**Recorded information**
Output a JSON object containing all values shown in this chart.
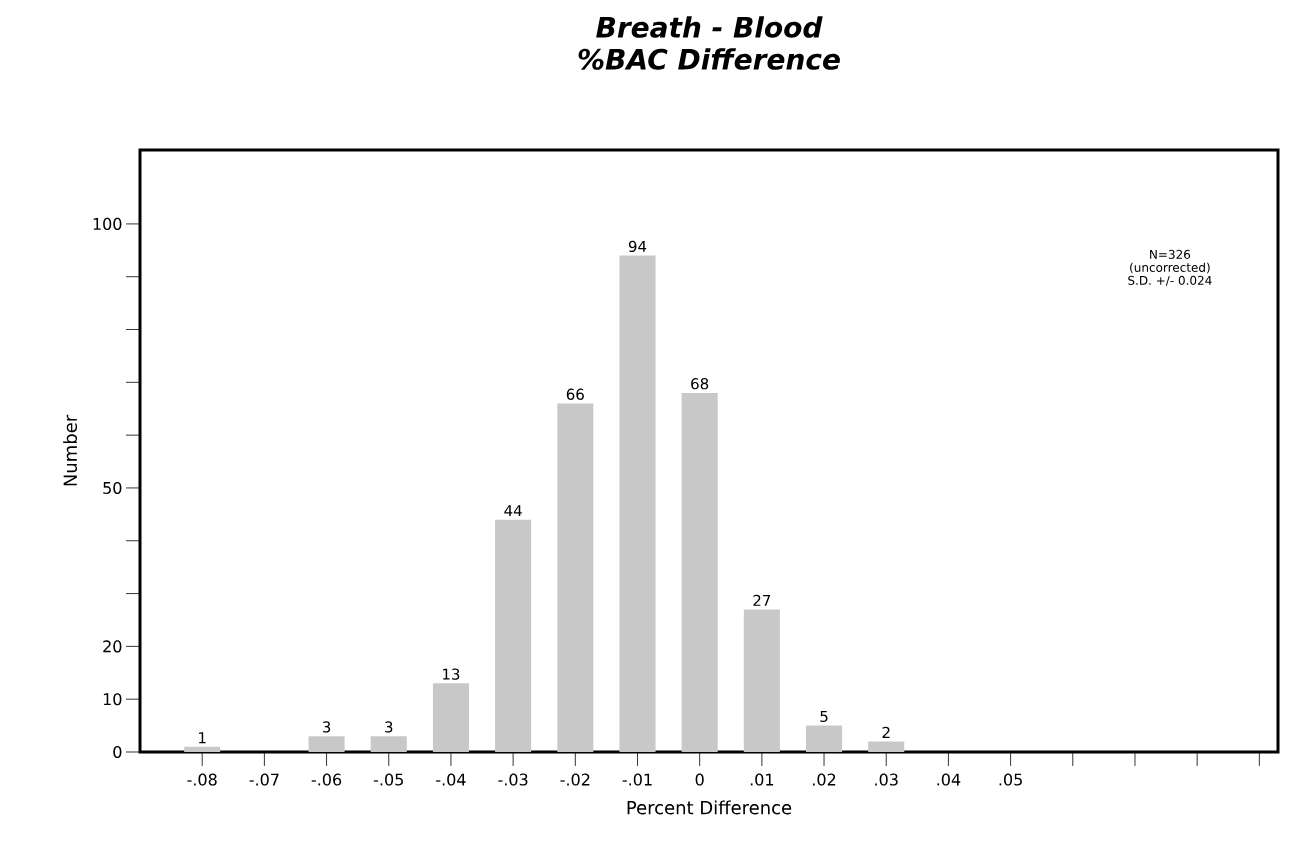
{
  "chart_data": {
    "type": "bar",
    "title": "Breath - Blood",
    "subtitle": "%BAC Difference",
    "xlabel": "Percent Difference",
    "ylabel": "Number",
    "categories": [
      "-.08",
      "-.07",
      "-.06",
      "-.05",
      "-.04",
      "-.03",
      "-.02",
      "-.01",
      "0",
      ".01",
      ".02",
      ".03",
      ".04",
      ".05",
      null,
      null,
      null,
      null
    ],
    "values": [
      1,
      0,
      3,
      3,
      13,
      44,
      66,
      94,
      68,
      27,
      5,
      2,
      0,
      0,
      null,
      null,
      null,
      null
    ],
    "value_labels": [
      "1",
      null,
      "3",
      "3",
      "13",
      "44",
      "66",
      "94",
      "68",
      "27",
      "5",
      "2",
      null,
      null,
      null,
      null,
      null,
      null
    ],
    "color": "#c8c8c8",
    "ylim": [
      0,
      114
    ],
    "yticks": [
      0,
      10,
      20,
      {
        "value": 30,
        "label": null
      },
      {
        "value": 40,
        "label": null
      },
      50,
      {
        "value": 60,
        "label": null
      },
      {
        "value": 70,
        "label": null
      },
      {
        "value": 80,
        "label": null
      },
      {
        "value": 90,
        "label": null
      },
      100
    ],
    "annotations": [
      "N=326",
      "(uncorrected)",
      "S.D.  +/-  0.024"
    ],
    "grid": false
  }
}
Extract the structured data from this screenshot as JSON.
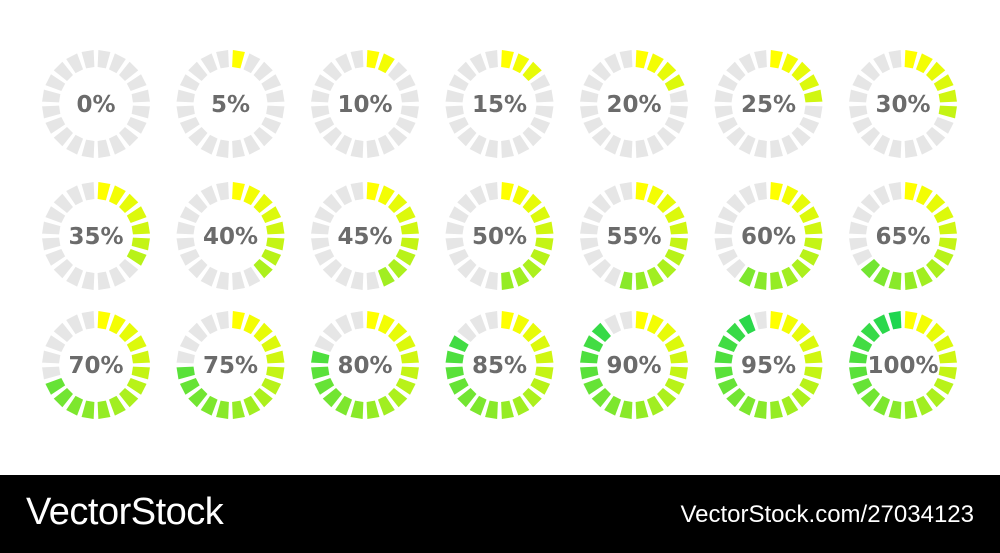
{
  "colors": {
    "empty_segment": "#e6e6e6",
    "fill_start": "#ffff00",
    "fill_end": "#1fd64f",
    "label": "#6b6b6b",
    "footer_bg": "#000000",
    "footer_text": "#ffffff"
  },
  "progress_rings": [
    {
      "label": "0%",
      "value": 0
    },
    {
      "label": "5%",
      "value": 5
    },
    {
      "label": "10%",
      "value": 10
    },
    {
      "label": "15%",
      "value": 15
    },
    {
      "label": "20%",
      "value": 20
    },
    {
      "label": "25%",
      "value": 25
    },
    {
      "label": "30%",
      "value": 30
    },
    {
      "label": "35%",
      "value": 35
    },
    {
      "label": "40%",
      "value": 40
    },
    {
      "label": "45%",
      "value": 45
    },
    {
      "label": "50%",
      "value": 50
    },
    {
      "label": "55%",
      "value": 55
    },
    {
      "label": "60%",
      "value": 60
    },
    {
      "label": "65%",
      "value": 65
    },
    {
      "label": "70%",
      "value": 70
    },
    {
      "label": "75%",
      "value": 75
    },
    {
      "label": "80%",
      "value": 80
    },
    {
      "label": "85%",
      "value": 85
    },
    {
      "label": "90%",
      "value": 90
    },
    {
      "label": "95%",
      "value": 95
    },
    {
      "label": "100%",
      "value": 100
    }
  ],
  "footer": {
    "brand": "VectorStock",
    "image_credit": "VectorStock.com/27034123"
  }
}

**Written problem**
List each line of the records that holds the string "values".

**The result**
Output a JSON object containing all values shown in this chart.
    "values": [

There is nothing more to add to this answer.